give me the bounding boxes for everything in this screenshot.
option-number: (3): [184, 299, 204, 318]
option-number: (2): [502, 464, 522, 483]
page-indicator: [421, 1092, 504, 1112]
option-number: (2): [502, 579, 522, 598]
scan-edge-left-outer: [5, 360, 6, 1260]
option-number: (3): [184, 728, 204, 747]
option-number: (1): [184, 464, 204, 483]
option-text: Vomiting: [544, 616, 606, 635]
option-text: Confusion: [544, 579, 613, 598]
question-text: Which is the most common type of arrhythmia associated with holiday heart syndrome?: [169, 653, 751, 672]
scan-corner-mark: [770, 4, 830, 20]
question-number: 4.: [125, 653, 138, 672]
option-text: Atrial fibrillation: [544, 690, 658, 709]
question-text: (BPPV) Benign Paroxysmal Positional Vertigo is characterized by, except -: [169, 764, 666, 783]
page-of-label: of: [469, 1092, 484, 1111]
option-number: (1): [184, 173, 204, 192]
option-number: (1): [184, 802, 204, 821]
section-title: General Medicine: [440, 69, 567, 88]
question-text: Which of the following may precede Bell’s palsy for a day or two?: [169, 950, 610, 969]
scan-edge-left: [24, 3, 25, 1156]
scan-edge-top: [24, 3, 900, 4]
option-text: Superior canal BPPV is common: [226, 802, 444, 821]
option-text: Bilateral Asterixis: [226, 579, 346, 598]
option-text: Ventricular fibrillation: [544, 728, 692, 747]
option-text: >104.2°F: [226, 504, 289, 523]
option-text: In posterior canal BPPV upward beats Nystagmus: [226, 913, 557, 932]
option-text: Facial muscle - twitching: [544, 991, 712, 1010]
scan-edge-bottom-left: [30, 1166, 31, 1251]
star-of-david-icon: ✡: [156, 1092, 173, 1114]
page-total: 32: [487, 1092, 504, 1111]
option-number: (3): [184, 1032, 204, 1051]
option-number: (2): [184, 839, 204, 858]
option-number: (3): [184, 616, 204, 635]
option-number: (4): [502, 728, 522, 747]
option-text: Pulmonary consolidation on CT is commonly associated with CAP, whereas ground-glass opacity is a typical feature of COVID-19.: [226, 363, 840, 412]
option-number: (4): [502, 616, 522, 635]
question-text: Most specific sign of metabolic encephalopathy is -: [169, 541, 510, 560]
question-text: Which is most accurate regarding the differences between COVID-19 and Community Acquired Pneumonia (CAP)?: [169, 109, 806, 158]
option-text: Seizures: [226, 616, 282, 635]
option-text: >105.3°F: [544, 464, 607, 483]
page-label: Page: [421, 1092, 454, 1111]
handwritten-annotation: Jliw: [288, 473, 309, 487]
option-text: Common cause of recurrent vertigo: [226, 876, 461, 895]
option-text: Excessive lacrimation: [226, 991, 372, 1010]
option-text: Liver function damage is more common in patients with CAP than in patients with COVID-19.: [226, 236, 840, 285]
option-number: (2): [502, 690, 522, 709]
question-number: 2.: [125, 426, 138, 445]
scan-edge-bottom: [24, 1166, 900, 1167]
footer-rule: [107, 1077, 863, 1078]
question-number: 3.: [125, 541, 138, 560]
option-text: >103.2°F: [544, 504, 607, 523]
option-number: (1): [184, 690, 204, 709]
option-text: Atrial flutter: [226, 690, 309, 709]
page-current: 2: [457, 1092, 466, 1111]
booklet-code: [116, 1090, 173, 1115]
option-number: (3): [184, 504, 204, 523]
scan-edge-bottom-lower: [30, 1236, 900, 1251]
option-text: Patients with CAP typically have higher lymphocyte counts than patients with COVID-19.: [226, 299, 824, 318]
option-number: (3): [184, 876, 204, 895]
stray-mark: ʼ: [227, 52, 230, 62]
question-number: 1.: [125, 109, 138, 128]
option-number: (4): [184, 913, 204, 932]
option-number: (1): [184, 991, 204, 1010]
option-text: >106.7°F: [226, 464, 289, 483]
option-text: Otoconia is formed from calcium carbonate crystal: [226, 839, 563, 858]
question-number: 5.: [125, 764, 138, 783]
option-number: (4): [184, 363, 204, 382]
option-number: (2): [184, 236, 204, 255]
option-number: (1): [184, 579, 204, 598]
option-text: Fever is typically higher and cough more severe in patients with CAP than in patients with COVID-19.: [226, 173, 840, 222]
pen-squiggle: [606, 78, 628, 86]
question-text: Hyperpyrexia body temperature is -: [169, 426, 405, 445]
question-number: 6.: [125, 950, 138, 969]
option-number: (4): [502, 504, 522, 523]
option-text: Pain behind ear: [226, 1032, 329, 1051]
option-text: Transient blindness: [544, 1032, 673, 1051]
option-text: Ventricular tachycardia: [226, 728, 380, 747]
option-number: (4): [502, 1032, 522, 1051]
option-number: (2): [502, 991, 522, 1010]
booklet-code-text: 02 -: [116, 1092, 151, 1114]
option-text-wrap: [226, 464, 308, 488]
# # # # #
WORK INSTRUCTION:
Would you give the entries back word for word?

EXPECTED OUTPUT:
give me the bounding boxes for everything in this screenshot.
option-number: (3): [184, 299, 204, 318]
option-number: (2): [502, 464, 522, 483]
page-indicator: [421, 1092, 504, 1112]
option-number: (2): [502, 579, 522, 598]
scan-edge-left-outer: [5, 360, 6, 1260]
option-number: (3): [184, 728, 204, 747]
option-number: (1): [184, 464, 204, 483]
option-text: Vomiting: [544, 616, 606, 635]
option-text: Confusion: [544, 579, 613, 598]
question-text: Which is the most common type of arrhythmia associated with holiday heart syndrome?: [169, 653, 751, 672]
scan-corner-mark: [770, 4, 830, 20]
question-number: 4.: [125, 653, 138, 672]
option-text: Atrial fibrillation: [544, 690, 658, 709]
question-text: (BPPV) Benign Paroxysmal Positional Vertigo is characterized by, except -: [169, 764, 666, 783]
page-of-label: of: [469, 1092, 484, 1111]
option-number: (1): [184, 173, 204, 192]
option-number: (1): [184, 802, 204, 821]
section-title: General Medicine: [440, 69, 567, 88]
question-text: Which of the following may precede Bell’s palsy for a day or two?: [169, 950, 610, 969]
scan-edge-left: [24, 3, 25, 1156]
scan-edge-top: [24, 3, 900, 4]
option-text: Superior canal BPPV is common: [226, 802, 444, 821]
option-text: Bilateral Asterixis: [226, 579, 346, 598]
option-text: Ventricular fibrillation: [544, 728, 692, 747]
option-text: >104.2°F: [226, 504, 289, 523]
option-text: In posterior canal BPPV upward beats Nystagmus: [226, 913, 557, 932]
option-text: Facial muscle - twitching: [544, 991, 712, 1010]
scan-edge-bottom-left: [30, 1166, 31, 1251]
star-of-david-icon: ✡: [156, 1092, 173, 1114]
page-total: 32: [487, 1092, 504, 1111]
option-number: (3): [184, 1032, 204, 1051]
option-number: (2): [184, 839, 204, 858]
option-number: (3): [184, 616, 204, 635]
option-number: (4): [502, 728, 522, 747]
option-text: Pulmonary consolidation on CT is commonly associated with CAP, whereas ground-glass opacity is a typical feature of COVID-19.: [226, 363, 840, 412]
option-number: (4): [502, 616, 522, 635]
question-text: Most specific sign of metabolic encephalopathy is -: [169, 541, 510, 560]
question-text: Which is most accurate regarding the differences between COVID-19 and Community Acquired Pneumonia (CAP)?: [169, 109, 806, 158]
option-text: Seizures: [226, 616, 282, 635]
option-text: >105.3°F: [544, 464, 607, 483]
page-label: Page: [421, 1092, 454, 1111]
handwritten-annotation: Jliw: [288, 473, 309, 487]
option-text: Common cause of recurrent vertigo: [226, 876, 461, 895]
option-text: Excessive lacrimation: [226, 991, 372, 1010]
option-text: Liver function damage is more common in patients with CAP than in patients with COVID-19.: [226, 236, 840, 285]
option-number: (2): [502, 690, 522, 709]
question-number: 2.: [125, 426, 138, 445]
scan-edge-bottom: [24, 1166, 900, 1167]
footer-rule: [107, 1077, 863, 1078]
question-number: 3.: [125, 541, 138, 560]
option-text: >103.2°F: [544, 504, 607, 523]
option-number: (1): [184, 690, 204, 709]
option-text: Atrial flutter: [226, 690, 309, 709]
page-current: 2: [457, 1092, 466, 1111]
booklet-code: [116, 1090, 173, 1115]
option-number: (3): [184, 504, 204, 523]
scan-edge-bottom-lower: [30, 1236, 900, 1251]
option-text: Patients with CAP typically have higher lymphocyte counts than patients with COVID-19.: [226, 299, 824, 318]
option-number: (3): [184, 876, 204, 895]
stray-mark: ʼ: [227, 52, 230, 62]
question-number: 1.: [125, 109, 138, 128]
option-number: (4): [184, 913, 204, 932]
option-number: (1): [184, 991, 204, 1010]
option-text: >106.7°F: [226, 464, 289, 483]
option-text: Otoconia is formed from calcium carbonate crystal: [226, 839, 563, 858]
question-number: 5.: [125, 764, 138, 783]
option-number: (4): [184, 363, 204, 382]
option-number: (2): [184, 236, 204, 255]
option-number: (1): [184, 579, 204, 598]
option-text: Fever is typically higher and cough more severe in patients with CAP than in patients with COVID-19.: [226, 173, 840, 222]
pen-squiggle: [606, 78, 628, 86]
question-text: Hyperpyrexia body temperature is -: [169, 426, 405, 445]
question-number: 6.: [125, 950, 138, 969]
option-number: (4): [502, 504, 522, 523]
option-text: Pain behind ear: [226, 1032, 329, 1051]
option-text: Transient blindness: [544, 1032, 673, 1051]
option-text: Ventricular tachycardia: [226, 728, 380, 747]
option-number: (4): [502, 1032, 522, 1051]
option-number: (2): [502, 991, 522, 1010]
booklet-code-text: 02 -: [116, 1092, 151, 1114]
option-text-wrap: [226, 464, 308, 488]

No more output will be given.